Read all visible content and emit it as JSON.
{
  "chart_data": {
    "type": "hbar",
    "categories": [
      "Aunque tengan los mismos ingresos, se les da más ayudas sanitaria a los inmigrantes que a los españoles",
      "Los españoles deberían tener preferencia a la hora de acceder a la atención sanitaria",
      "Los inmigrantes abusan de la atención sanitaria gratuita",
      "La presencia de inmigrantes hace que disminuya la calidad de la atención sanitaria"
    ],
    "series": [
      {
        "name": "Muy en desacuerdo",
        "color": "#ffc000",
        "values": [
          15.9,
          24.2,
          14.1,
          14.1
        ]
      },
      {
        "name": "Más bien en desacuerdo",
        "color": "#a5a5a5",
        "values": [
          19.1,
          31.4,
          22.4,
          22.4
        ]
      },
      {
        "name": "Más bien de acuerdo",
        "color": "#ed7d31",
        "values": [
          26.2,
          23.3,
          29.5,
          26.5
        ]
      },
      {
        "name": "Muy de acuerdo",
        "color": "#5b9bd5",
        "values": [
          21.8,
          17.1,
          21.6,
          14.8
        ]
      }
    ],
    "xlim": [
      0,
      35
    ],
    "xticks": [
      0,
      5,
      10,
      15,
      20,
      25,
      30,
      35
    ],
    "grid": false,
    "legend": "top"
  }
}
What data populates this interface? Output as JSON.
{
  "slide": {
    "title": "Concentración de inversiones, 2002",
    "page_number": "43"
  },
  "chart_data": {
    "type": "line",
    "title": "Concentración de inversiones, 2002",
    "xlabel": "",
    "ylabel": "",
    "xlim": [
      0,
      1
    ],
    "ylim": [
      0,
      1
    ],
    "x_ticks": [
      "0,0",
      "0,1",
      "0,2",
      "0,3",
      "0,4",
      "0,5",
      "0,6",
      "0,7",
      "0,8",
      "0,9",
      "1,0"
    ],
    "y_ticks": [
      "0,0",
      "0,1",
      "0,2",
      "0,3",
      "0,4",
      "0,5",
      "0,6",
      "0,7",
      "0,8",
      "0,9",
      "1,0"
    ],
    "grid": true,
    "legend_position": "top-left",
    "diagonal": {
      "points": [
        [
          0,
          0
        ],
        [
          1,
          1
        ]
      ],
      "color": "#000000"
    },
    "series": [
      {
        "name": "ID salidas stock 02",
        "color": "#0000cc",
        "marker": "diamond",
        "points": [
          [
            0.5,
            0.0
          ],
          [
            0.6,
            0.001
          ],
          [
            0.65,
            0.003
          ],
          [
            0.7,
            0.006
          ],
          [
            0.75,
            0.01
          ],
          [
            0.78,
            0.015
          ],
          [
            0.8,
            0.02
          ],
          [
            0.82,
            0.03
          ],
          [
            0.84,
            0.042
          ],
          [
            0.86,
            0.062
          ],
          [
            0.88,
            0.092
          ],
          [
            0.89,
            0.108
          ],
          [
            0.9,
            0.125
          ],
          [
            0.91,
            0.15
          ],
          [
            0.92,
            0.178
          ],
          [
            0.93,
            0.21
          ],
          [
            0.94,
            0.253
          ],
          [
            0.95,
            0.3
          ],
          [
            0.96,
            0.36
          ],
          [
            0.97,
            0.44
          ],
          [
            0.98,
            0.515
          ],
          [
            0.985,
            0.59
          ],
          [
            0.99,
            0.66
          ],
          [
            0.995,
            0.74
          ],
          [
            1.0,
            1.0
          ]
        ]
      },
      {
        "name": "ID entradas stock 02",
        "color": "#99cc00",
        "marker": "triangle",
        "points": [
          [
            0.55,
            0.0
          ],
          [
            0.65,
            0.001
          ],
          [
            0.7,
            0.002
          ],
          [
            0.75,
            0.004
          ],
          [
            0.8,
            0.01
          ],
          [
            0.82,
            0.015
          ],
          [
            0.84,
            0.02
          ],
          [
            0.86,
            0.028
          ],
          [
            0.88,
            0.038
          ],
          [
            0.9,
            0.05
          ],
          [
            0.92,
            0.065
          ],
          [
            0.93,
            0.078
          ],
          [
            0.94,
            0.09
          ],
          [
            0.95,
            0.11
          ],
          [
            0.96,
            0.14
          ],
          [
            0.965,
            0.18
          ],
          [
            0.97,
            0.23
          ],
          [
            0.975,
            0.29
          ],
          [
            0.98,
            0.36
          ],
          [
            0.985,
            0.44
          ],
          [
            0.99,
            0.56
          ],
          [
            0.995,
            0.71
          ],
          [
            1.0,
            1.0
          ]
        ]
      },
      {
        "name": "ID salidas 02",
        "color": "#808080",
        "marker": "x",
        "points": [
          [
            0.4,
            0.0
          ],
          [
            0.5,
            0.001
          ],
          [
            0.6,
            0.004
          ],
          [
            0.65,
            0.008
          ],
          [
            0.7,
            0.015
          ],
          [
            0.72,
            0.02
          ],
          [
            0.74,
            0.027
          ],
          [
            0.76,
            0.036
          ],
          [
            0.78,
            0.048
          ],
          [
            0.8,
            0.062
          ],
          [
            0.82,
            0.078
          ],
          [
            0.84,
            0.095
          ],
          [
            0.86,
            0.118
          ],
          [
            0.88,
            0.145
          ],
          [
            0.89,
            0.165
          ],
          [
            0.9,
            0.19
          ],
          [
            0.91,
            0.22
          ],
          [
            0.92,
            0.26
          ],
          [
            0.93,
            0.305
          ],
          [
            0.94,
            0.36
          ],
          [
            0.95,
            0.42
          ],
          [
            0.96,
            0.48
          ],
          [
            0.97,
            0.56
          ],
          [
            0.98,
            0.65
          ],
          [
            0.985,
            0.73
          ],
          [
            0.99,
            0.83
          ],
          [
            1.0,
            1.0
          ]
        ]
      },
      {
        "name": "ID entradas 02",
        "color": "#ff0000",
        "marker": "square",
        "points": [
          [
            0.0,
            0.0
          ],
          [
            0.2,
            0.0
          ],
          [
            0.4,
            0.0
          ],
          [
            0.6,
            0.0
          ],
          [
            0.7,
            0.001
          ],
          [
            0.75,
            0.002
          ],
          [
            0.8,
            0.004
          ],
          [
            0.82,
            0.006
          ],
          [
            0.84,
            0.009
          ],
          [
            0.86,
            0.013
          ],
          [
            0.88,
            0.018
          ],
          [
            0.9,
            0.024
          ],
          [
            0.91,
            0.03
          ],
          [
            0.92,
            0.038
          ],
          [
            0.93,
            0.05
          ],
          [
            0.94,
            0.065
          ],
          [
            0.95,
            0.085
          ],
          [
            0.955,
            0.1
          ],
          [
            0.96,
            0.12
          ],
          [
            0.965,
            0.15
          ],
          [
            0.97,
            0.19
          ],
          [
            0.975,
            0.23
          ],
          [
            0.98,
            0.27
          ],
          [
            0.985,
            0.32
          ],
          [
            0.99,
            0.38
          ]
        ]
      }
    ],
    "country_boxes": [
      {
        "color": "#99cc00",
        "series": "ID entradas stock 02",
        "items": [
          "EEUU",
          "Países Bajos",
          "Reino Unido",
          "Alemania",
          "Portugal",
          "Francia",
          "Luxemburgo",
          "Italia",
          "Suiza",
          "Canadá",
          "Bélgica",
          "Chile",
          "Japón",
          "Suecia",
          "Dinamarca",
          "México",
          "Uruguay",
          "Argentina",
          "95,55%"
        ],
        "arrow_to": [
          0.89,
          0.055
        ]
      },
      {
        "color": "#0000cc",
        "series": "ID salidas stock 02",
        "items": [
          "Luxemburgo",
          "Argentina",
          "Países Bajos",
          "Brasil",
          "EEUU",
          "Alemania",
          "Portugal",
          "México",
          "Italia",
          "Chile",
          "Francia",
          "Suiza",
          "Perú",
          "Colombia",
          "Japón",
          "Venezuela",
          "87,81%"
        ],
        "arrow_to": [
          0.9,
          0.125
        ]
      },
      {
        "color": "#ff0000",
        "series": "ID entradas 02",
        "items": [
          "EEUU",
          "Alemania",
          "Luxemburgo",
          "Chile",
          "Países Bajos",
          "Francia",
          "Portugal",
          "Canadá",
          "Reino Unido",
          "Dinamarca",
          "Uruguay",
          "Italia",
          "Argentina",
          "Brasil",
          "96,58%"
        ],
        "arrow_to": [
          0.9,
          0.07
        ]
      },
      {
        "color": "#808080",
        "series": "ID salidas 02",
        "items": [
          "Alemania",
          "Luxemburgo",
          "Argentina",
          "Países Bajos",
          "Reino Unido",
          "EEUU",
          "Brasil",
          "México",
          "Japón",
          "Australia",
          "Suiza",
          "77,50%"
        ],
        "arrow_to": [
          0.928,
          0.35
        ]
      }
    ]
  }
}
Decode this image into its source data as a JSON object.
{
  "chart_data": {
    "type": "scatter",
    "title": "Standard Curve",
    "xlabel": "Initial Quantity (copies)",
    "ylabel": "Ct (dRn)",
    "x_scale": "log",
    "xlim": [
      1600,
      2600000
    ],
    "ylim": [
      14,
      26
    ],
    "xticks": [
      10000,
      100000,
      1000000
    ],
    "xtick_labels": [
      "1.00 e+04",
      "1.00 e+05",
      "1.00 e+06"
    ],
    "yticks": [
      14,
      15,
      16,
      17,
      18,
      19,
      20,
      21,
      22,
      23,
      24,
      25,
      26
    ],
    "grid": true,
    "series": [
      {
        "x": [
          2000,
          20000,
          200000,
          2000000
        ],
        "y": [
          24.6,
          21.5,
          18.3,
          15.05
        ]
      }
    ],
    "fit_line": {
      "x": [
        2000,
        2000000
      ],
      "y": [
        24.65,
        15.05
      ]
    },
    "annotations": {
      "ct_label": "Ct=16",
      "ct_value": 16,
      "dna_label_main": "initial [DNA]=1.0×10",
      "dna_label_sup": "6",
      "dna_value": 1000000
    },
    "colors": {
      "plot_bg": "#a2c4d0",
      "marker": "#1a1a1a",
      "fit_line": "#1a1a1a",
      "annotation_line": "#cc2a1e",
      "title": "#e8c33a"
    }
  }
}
######
- Set task -
Across the material above, how many lines include the string "this"? Only the number is wanted.

- Answer for the task -
2